WHAT YOU HAVE TO DO
In the records below, tally every line containing "构建分权化". Report only the total.

[Extracted records]
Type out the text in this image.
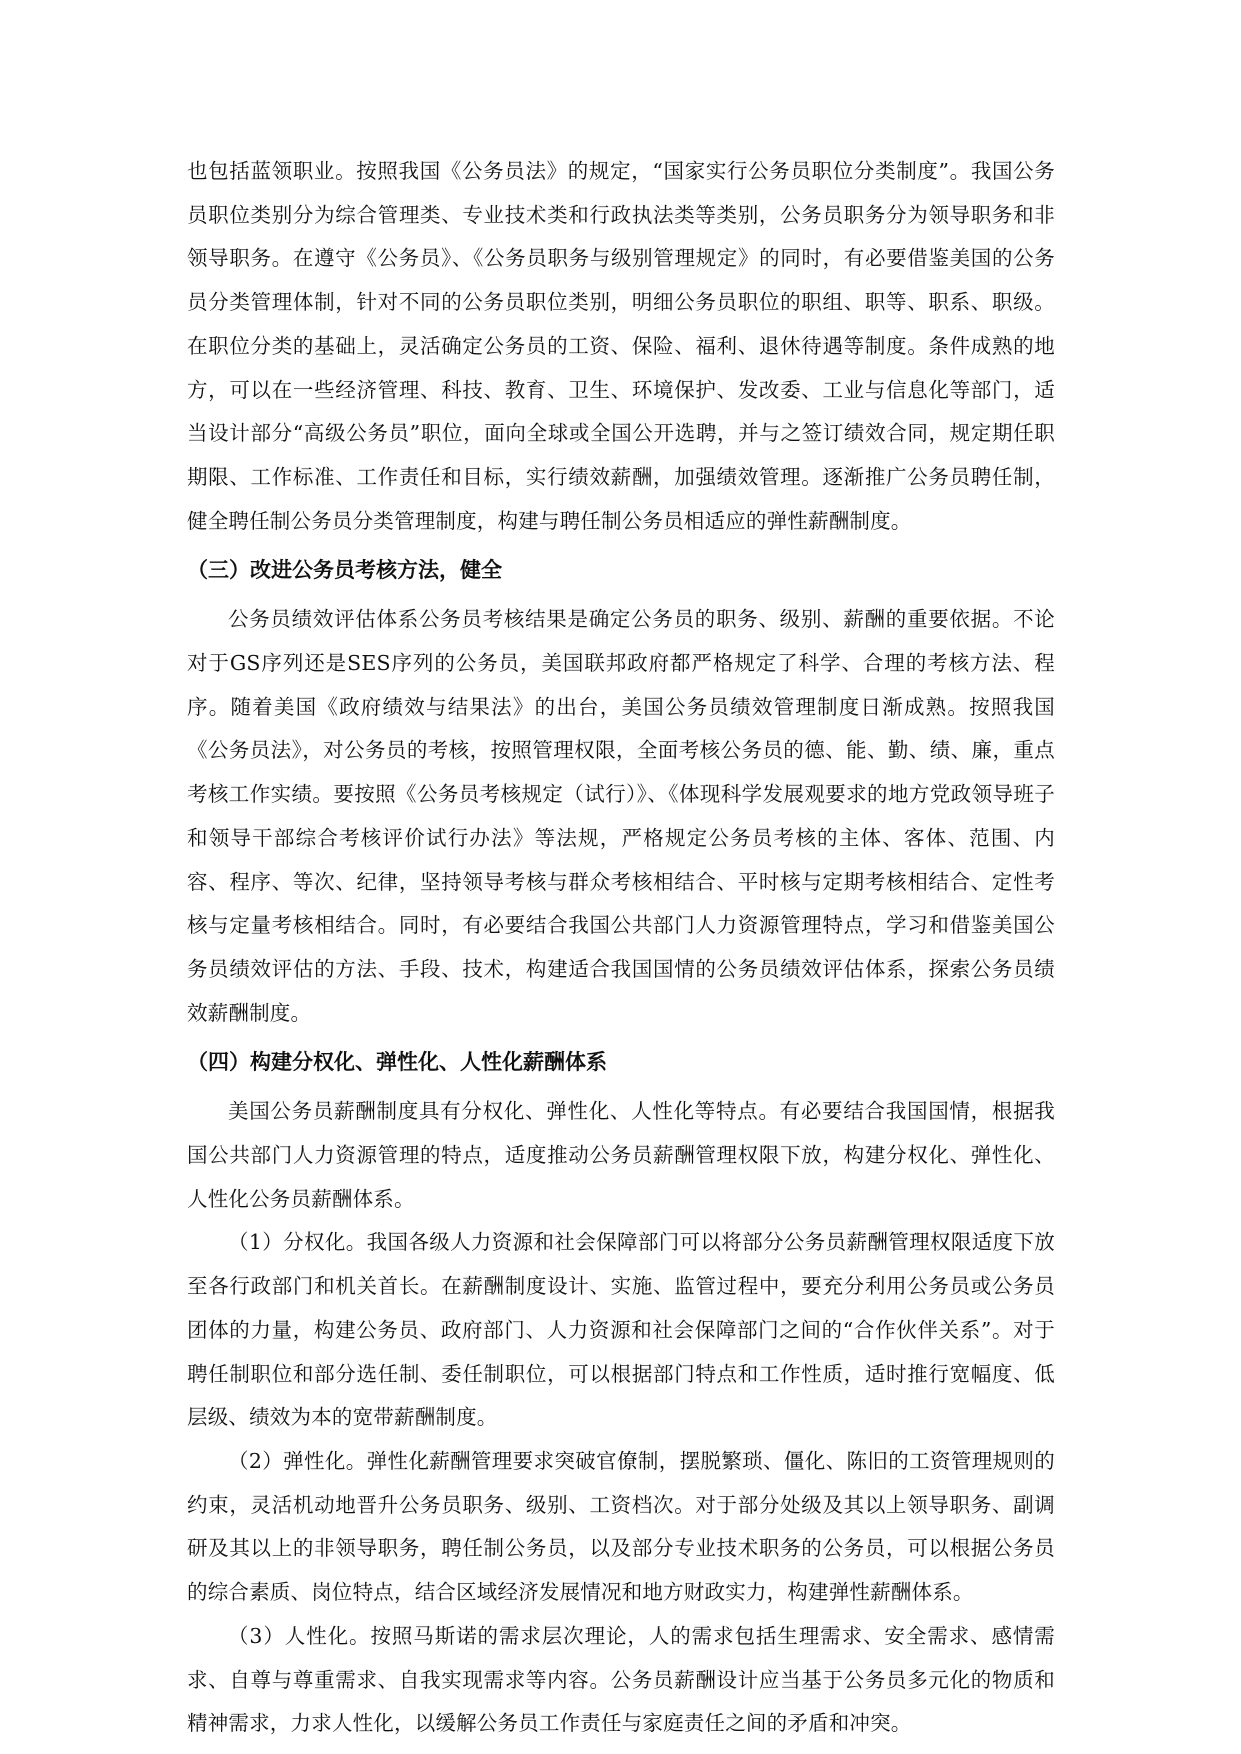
也包括蓝领职业。按照我国《公务员法》的规定，“国家实行公务员职位分类制度”。我国公务员职位类别分为综合管理类、专业技术类和行政执法类等类别，公务员职务分为领导职务和非领导职务。在遵守《公务员》、《公务员职务与级别管理规定》的同时，有必要借鉴美国的公务员分类管理体制，针对不同的公务员职位类别，明细公务员职位的职组、职等、职系、职级。在职位分类的基础上，灵活确定公务员的工资、保险、福利、退休待遇等制度。条件成熟的地方，可以在一些经济管理、科技、教育、卫生、环境保护、发改委、工业与信息化等部门，适当设计部分“高级公务员”职位，面向全球或全国公开选聘，并与之签订绩效合同，规定期任职期限、工作标准、工作责任和目标，实行绩效薪酬，加强绩效管理。逐渐推广公务员聘任制，健全聘任制公务员分类管理制度，构建与聘任制公务员相适应的弹性薪酬制度。

（三）改进公务员考核方法，健全

公务员绩效评估体系公务员考核结果是确定公务员的职务、级别、薪酬的重要依据。不论对于GS序列还是SES序列的公务员，美国联邦政府都严格规定了科学、合理的考核方法、程序。随着美国《政府绩效与结果法》的出台，美国公务员绩效管理制度日渐成熟。按照我国《公务员法》，对公务员的考核，按照管理权限，全面考核公务员的德、能、勤、绩、廉，重点考核工作实绩。要按照《公务员考核规定（试行）》、《体现科学发展观要求的地方党政领导班子和领导干部综合考核评价试行办法》等法规，严格规定公务员考核的主体、客体、范围、内容、程序、等次、纪律，坚持领导考核与群众考核相结合、平时核与定期考核相结合、定性考核与定量考核相结合。同时，有必要结合我国公共部门人力资源管理特点，学习和借鉴美国公务员绩效评估的方法、手段、技术，构建适合我国国情的公务员绩效评估体系，探索公务员绩效薪酬制度。

（四）构建分权化、弹性化、人性化薪酬体系

美国公务员薪酬制度具有分权化、弹性化、人性化等特点。有必要结合我国国情，根据我国公共部门人力资源管理的特点，适度推动公务员薪酬管理权限下放，构建分权化、弹性化、人性化公务员薪酬体系。

（1）分权化。我国各级人力资源和社会保障部门可以将部分公务员薪酬管理权限适度下放至各行政部门和机关首长。在薪酬制度设计、实施、监管过程中，要充分利用公务员或公务员团体的力量，构建公务员、政府部门、人力资源和社会保障部门之间的“合作伙伴关系”。对于聘任制职位和部分选任制、委任制职位，可以根据部门特点和工作性质，适时推行宽幅度、低层级、绩效为本的宽带薪酬制度。

（2）弹性化。弹性化薪酬管理要求突破官僚制，摆脱繁琐、僵化、陈旧的工资管理规则的约束，灵活机动地晋升公务员职务、级别、工资档次。对于部分处级及其以上领导职务、副调研及其以上的非领导职务，聘任制公务员，以及部分专业技术职务的公务员，可以根据公务员的综合素质、岗位特点，结合区域经济发展情况和地方财政实力，构建弹性薪酬体系。

（3）人性化。按照马斯诺的需求层次理论，人的需求包括生理需求、安全需求、感情需求、自尊与尊重需求、自我实现需求等内容。公务员薪酬设计应当基于公务员多元化的物质和精神需求，力求人性化，以缓解公务员工作责任与家庭责任之间的矛盾和冲突。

REPLY
2